**To be done**
Keep the pictures out of the copy and print all the entries below exactly.

Collected data
○ ○ ○ ○ ○ ○ ○
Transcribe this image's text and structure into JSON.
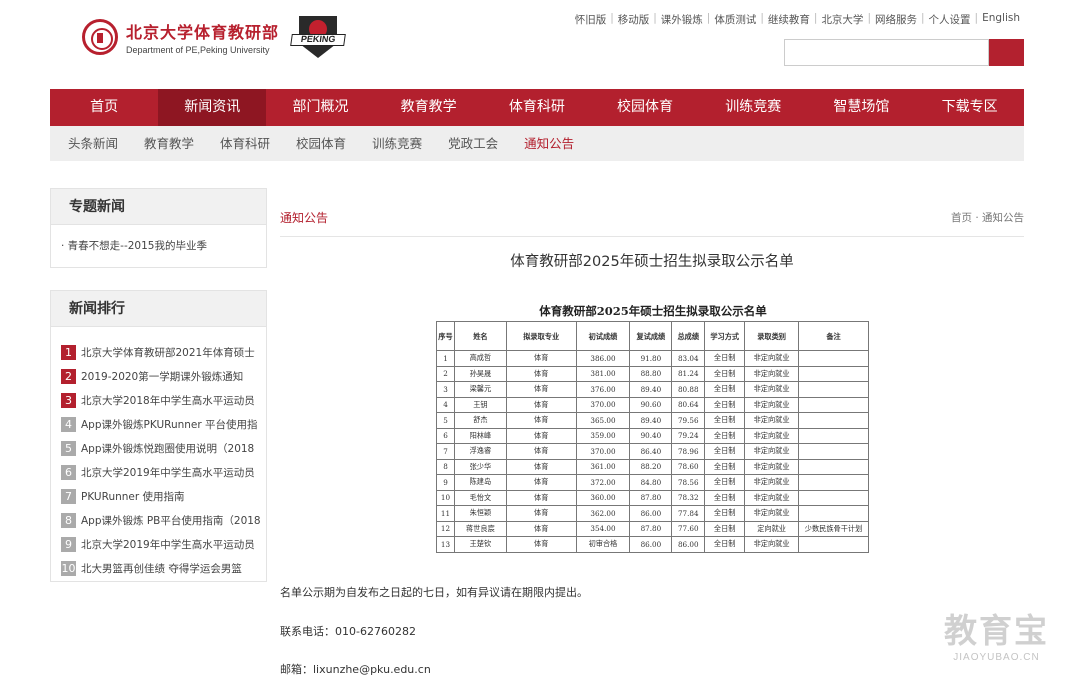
{
  "header": {
    "logo_cn": "北京大学体育教研部",
    "logo_en": "Department of PE,Peking University",
    "badge_text": "PEKING",
    "toplinks": [
      "怀旧版",
      "移动版",
      "课外锻炼",
      "体质测试",
      "继续教育",
      "北京大学",
      "网络服务",
      "个人设置",
      "English"
    ],
    "search_placeholder": "",
    "colors": {
      "brand": "#b3202e",
      "brand_dark": "#8e1622"
    }
  },
  "nav": {
    "main": [
      "首页",
      "新闻资讯",
      "部门概况",
      "教育教学",
      "体育科研",
      "校园体育",
      "训练竞赛",
      "智慧场馆",
      "下载专区"
    ],
    "main_active": 1,
    "sub": [
      "头条新闻",
      "教育教学",
      "体育科研",
      "校园体育",
      "训练竞赛",
      "党政工会",
      "通知公告"
    ],
    "sub_active": 6
  },
  "sidebar": {
    "special_title": "专题新闻",
    "special_items": [
      "· 青春不想走--2015我的毕业季"
    ],
    "ranking_title": "新闻排行",
    "ranking": [
      {
        "num": "1",
        "text": "北京大学体育教研部2021年体育硕士"
      },
      {
        "num": "2",
        "text": "2019-2020第一学期课外锻炼通知"
      },
      {
        "num": "3",
        "text": "北京大学2018年中学生高水平运动员"
      },
      {
        "num": "4",
        "text": "App课外锻炼PKURunner 平台使用指"
      },
      {
        "num": "5",
        "text": "App课外锻炼悦跑圈使用说明（2018"
      },
      {
        "num": "6",
        "text": "北京大学2019年中学生高水平运动员"
      },
      {
        "num": "7",
        "text": "PKURunner 使用指南"
      },
      {
        "num": "8",
        "text": "App课外锻炼 PB平台使用指南（2018"
      },
      {
        "num": "9",
        "text": "北京大学2019年中学生高水平运动员"
      },
      {
        "num": "10",
        "text": "北大男篮再创佳绩 夺得学运会男篮"
      }
    ]
  },
  "content": {
    "section_title": "通知公告",
    "breadcrumb": "首页 · 通知公告",
    "article_title": "体育教研部2025年硕士招生拟录取公示名单",
    "doc_title": "体育教研部2025年硕士招生拟录取公示名单",
    "table_headers": [
      "序号",
      "姓名",
      "拟录取专业",
      "初试成绩",
      "复试成绩",
      "总成绩",
      "学习方式",
      "录取类别",
      "备注"
    ],
    "table_rows": [
      [
        "1",
        "高成哲",
        "体育",
        "386.00",
        "91.80",
        "83.04",
        "全日制",
        "非定向就业",
        ""
      ],
      [
        "2",
        "孙昊晟",
        "体育",
        "381.00",
        "88.80",
        "81.24",
        "全日制",
        "非定向就业",
        ""
      ],
      [
        "3",
        "梁馨元",
        "体育",
        "376.00",
        "89.40",
        "80.88",
        "全日制",
        "非定向就业",
        ""
      ],
      [
        "4",
        "王钥",
        "体育",
        "370.00",
        "90.60",
        "80.64",
        "全日制",
        "非定向就业",
        ""
      ],
      [
        "5",
        "舒杰",
        "体育",
        "365.00",
        "89.40",
        "79.56",
        "全日制",
        "非定向就业",
        ""
      ],
      [
        "6",
        "阳林峰",
        "体育",
        "359.00",
        "90.40",
        "79.24",
        "全日制",
        "非定向就业",
        ""
      ],
      [
        "7",
        "浮逸睿",
        "体育",
        "370.00",
        "86.40",
        "78.96",
        "全日制",
        "非定向就业",
        ""
      ],
      [
        "8",
        "张少华",
        "体育",
        "361.00",
        "88.20",
        "78.60",
        "全日制",
        "非定向就业",
        ""
      ],
      [
        "9",
        "陈建岛",
        "体育",
        "372.00",
        "84.80",
        "78.56",
        "全日制",
        "非定向就业",
        ""
      ],
      [
        "10",
        "毛怡文",
        "体育",
        "360.00",
        "87.80",
        "78.32",
        "全日制",
        "非定向就业",
        ""
      ],
      [
        "11",
        "朱恒颖",
        "体育",
        "362.00",
        "86.00",
        "77.84",
        "全日制",
        "非定向就业",
        ""
      ],
      [
        "12",
        "蒋世良宸",
        "体育",
        "354.00",
        "87.80",
        "77.60",
        "全日制",
        "定向就业",
        "少数民族骨干计划"
      ],
      [
        "13",
        "王楚钦",
        "体育",
        "初审合格",
        "86.00",
        "86.00",
        "全日制",
        "非定向就业",
        ""
      ]
    ],
    "notice_text": "名单公示期为自发布之日起的七日，如有异议请在期限内提出。",
    "phone_text": "联系电话：010-62760282",
    "email_text": "邮箱：lixunzhe@pku.edu.cn"
  },
  "watermark": {
    "cn": "教育宝",
    "en": "JIAOYUBAO.CN"
  }
}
○ ○ ○ ○ ○ ○ ○
**Output of the exercise**
Transcribe this image's text and structure into JSON.
{
  "header": {
    "logo_cn": "北京大学体育教研部",
    "logo_en": "Department of PE,Peking University",
    "badge_text": "PEKING",
    "toplinks": [
      "怀旧版",
      "移动版",
      "课外锻炼",
      "体质测试",
      "继续教育",
      "北京大学",
      "网络服务",
      "个人设置",
      "English"
    ],
    "search_placeholder": "",
    "colors": {
      "brand": "#b3202e",
      "brand_dark": "#8e1622"
    }
  },
  "nav": {
    "main": [
      "首页",
      "新闻资讯",
      "部门概况",
      "教育教学",
      "体育科研",
      "校园体育",
      "训练竞赛",
      "智慧场馆",
      "下载专区"
    ],
    "main_active": 1,
    "sub": [
      "头条新闻",
      "教育教学",
      "体育科研",
      "校园体育",
      "训练竞赛",
      "党政工会",
      "通知公告"
    ],
    "sub_active": 6
  },
  "sidebar": {
    "special_title": "专题新闻",
    "special_items": [
      "· 青春不想走--2015我的毕业季"
    ],
    "ranking_title": "新闻排行",
    "ranking": [
      {
        "num": "1",
        "text": "北京大学体育教研部2021年体育硕士"
      },
      {
        "num": "2",
        "text": "2019-2020第一学期课外锻炼通知"
      },
      {
        "num": "3",
        "text": "北京大学2018年中学生高水平运动员"
      },
      {
        "num": "4",
        "text": "App课外锻炼PKURunner 平台使用指"
      },
      {
        "num": "5",
        "text": "App课外锻炼悦跑圈使用说明（2018"
      },
      {
        "num": "6",
        "text": "北京大学2019年中学生高水平运动员"
      },
      {
        "num": "7",
        "text": "PKURunner 使用指南"
      },
      {
        "num": "8",
        "text": "App课外锻炼 PB平台使用指南（2018"
      },
      {
        "num": "9",
        "text": "北京大学2019年中学生高水平运动员"
      },
      {
        "num": "10",
        "text": "北大男篮再创佳绩 夺得学运会男篮"
      }
    ]
  },
  "content": {
    "section_title": "通知公告",
    "breadcrumb": "首页 · 通知公告",
    "article_title": "体育教研部2025年硕士招生拟录取公示名单",
    "doc_title": "体育教研部2025年硕士招生拟录取公示名单",
    "table_headers": [
      "序号",
      "姓名",
      "拟录取专业",
      "初试成绩",
      "复试成绩",
      "总成绩",
      "学习方式",
      "录取类别",
      "备注"
    ],
    "table_rows": [
      [
        "1",
        "高成哲",
        "体育",
        "386.00",
        "91.80",
        "83.04",
        "全日制",
        "非定向就业",
        ""
      ],
      [
        "2",
        "孙昊晟",
        "体育",
        "381.00",
        "88.80",
        "81.24",
        "全日制",
        "非定向就业",
        ""
      ],
      [
        "3",
        "梁馨元",
        "体育",
        "376.00",
        "89.40",
        "80.88",
        "全日制",
        "非定向就业",
        ""
      ],
      [
        "4",
        "王钥",
        "体育",
        "370.00",
        "90.60",
        "80.64",
        "全日制",
        "非定向就业",
        ""
      ],
      [
        "5",
        "舒杰",
        "体育",
        "365.00",
        "89.40",
        "79.56",
        "全日制",
        "非定向就业",
        ""
      ],
      [
        "6",
        "阳林峰",
        "体育",
        "359.00",
        "90.40",
        "79.24",
        "全日制",
        "非定向就业",
        ""
      ],
      [
        "7",
        "浮逸睿",
        "体育",
        "370.00",
        "86.40",
        "78.96",
        "全日制",
        "非定向就业",
        ""
      ],
      [
        "8",
        "张少华",
        "体育",
        "361.00",
        "88.20",
        "78.60",
        "全日制",
        "非定向就业",
        ""
      ],
      [
        "9",
        "陈建岛",
        "体育",
        "372.00",
        "84.80",
        "78.56",
        "全日制",
        "非定向就业",
        ""
      ],
      [
        "10",
        "毛怡文",
        "体育",
        "360.00",
        "87.80",
        "78.32",
        "全日制",
        "非定向就业",
        ""
      ],
      [
        "11",
        "朱恒颖",
        "体育",
        "362.00",
        "86.00",
        "77.84",
        "全日制",
        "非定向就业",
        ""
      ],
      [
        "12",
        "蒋世良宸",
        "体育",
        "354.00",
        "87.80",
        "77.60",
        "全日制",
        "定向就业",
        "少数民族骨干计划"
      ],
      [
        "13",
        "王楚钦",
        "体育",
        "初审合格",
        "86.00",
        "86.00",
        "全日制",
        "非定向就业",
        ""
      ]
    ],
    "notice_text": "名单公示期为自发布之日起的七日，如有异议请在期限内提出。",
    "phone_text": "联系电话：010-62760282",
    "email_text": "邮箱：lixunzhe@pku.edu.cn"
  },
  "watermark": {
    "cn": "教育宝",
    "en": "JIAOYUBAO.CN"
  }
}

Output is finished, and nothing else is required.